**TO DO:** Can you reproduce every one of the rows below verbatim, in the same order?

**DATA SECTION:**
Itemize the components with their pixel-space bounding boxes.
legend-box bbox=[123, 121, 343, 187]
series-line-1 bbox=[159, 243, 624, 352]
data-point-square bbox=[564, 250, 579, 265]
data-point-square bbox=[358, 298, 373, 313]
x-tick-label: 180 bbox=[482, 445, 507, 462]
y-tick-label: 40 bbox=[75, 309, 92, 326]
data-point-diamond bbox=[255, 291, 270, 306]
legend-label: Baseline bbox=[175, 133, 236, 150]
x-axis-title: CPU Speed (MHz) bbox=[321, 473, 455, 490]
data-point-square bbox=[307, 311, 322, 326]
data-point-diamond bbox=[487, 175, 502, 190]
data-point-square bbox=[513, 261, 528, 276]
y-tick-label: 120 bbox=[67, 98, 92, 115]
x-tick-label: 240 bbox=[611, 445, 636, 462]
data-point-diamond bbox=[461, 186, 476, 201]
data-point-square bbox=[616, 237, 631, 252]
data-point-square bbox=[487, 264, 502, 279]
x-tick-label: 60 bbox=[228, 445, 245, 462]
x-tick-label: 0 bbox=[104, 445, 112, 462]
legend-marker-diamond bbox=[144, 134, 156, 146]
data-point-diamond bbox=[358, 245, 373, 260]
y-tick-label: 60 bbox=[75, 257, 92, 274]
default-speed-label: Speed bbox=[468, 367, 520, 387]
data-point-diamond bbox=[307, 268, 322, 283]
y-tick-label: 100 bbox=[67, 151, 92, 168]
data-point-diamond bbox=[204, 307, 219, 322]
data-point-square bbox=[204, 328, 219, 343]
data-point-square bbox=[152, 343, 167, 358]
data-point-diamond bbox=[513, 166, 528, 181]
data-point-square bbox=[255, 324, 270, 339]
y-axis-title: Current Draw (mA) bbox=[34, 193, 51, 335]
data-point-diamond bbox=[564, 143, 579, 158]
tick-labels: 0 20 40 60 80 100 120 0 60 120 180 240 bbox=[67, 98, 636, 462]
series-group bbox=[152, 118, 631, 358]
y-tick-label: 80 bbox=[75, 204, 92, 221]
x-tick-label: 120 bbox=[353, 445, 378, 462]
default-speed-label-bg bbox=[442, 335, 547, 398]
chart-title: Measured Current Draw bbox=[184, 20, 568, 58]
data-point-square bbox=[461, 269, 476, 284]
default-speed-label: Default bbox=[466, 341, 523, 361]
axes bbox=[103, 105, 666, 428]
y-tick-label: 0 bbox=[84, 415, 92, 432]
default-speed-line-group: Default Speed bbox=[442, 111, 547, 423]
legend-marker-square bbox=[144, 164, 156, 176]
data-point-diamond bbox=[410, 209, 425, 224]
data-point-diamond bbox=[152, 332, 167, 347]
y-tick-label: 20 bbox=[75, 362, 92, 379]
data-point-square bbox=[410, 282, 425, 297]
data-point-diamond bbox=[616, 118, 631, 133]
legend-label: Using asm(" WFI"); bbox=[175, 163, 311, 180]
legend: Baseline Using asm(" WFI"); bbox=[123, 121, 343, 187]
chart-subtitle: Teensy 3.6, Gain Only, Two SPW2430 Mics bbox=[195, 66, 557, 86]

**WORKED SOLUTION:**
Itemize the components with their pixel-space bounding boxes.
legend-box bbox=[123, 121, 343, 187]
series-line-1 bbox=[159, 243, 624, 352]
data-point-square bbox=[564, 250, 579, 265]
data-point-square bbox=[358, 298, 373, 313]
x-tick-label: 180 bbox=[482, 445, 507, 462]
y-tick-label: 40 bbox=[75, 309, 92, 326]
data-point-diamond bbox=[255, 291, 270, 306]
legend-label: Baseline bbox=[175, 133, 236, 150]
x-axis-title: CPU Speed (MHz) bbox=[321, 473, 455, 490]
data-point-square bbox=[307, 311, 322, 326]
data-point-diamond bbox=[487, 175, 502, 190]
data-point-square bbox=[513, 261, 528, 276]
y-tick-label: 120 bbox=[67, 98, 92, 115]
x-tick-label: 240 bbox=[611, 445, 636, 462]
data-point-diamond bbox=[461, 186, 476, 201]
data-point-square bbox=[616, 237, 631, 252]
data-point-square bbox=[487, 264, 502, 279]
x-tick-label: 60 bbox=[228, 445, 245, 462]
x-tick-label: 0 bbox=[104, 445, 112, 462]
legend-marker-diamond bbox=[144, 134, 156, 146]
data-point-diamond bbox=[358, 245, 373, 260]
y-tick-label: 60 bbox=[75, 257, 92, 274]
default-speed-label: Speed bbox=[468, 367, 520, 387]
data-point-diamond bbox=[307, 268, 322, 283]
y-tick-label: 100 bbox=[67, 151, 92, 168]
data-point-diamond bbox=[204, 307, 219, 322]
data-point-square bbox=[204, 328, 219, 343]
data-point-square bbox=[152, 343, 167, 358]
data-point-diamond bbox=[513, 166, 528, 181]
data-point-square bbox=[255, 324, 270, 339]
y-axis-title: Current Draw (mA) bbox=[34, 193, 51, 335]
data-point-diamond bbox=[564, 143, 579, 158]
tick-labels: 0 20 40 60 80 100 120 0 60 120 180 240 bbox=[67, 98, 636, 462]
series-group bbox=[152, 118, 631, 358]
y-tick-label: 80 bbox=[75, 204, 92, 221]
x-tick-label: 120 bbox=[353, 445, 378, 462]
default-speed-label-bg bbox=[442, 335, 547, 398]
chart-title: Measured Current Draw bbox=[184, 20, 568, 58]
data-point-square bbox=[461, 269, 476, 284]
default-speed-label: Default bbox=[466, 341, 523, 361]
axes bbox=[103, 105, 666, 428]
y-tick-label: 0 bbox=[84, 415, 92, 432]
default-speed-line-group: Default Speed bbox=[442, 111, 547, 423]
legend-marker-square bbox=[144, 164, 156, 176]
data-point-diamond bbox=[410, 209, 425, 224]
data-point-diamond bbox=[152, 332, 167, 347]
y-tick-label: 20 bbox=[75, 362, 92, 379]
data-point-square bbox=[410, 282, 425, 297]
data-point-diamond bbox=[616, 118, 631, 133]
legend-label: Using asm(" WFI"); bbox=[175, 163, 311, 180]
legend: Baseline Using asm(" WFI"); bbox=[123, 121, 343, 187]
chart-subtitle: Teensy 3.6, Gain Only, Two SPW2430 Mics bbox=[195, 66, 557, 86]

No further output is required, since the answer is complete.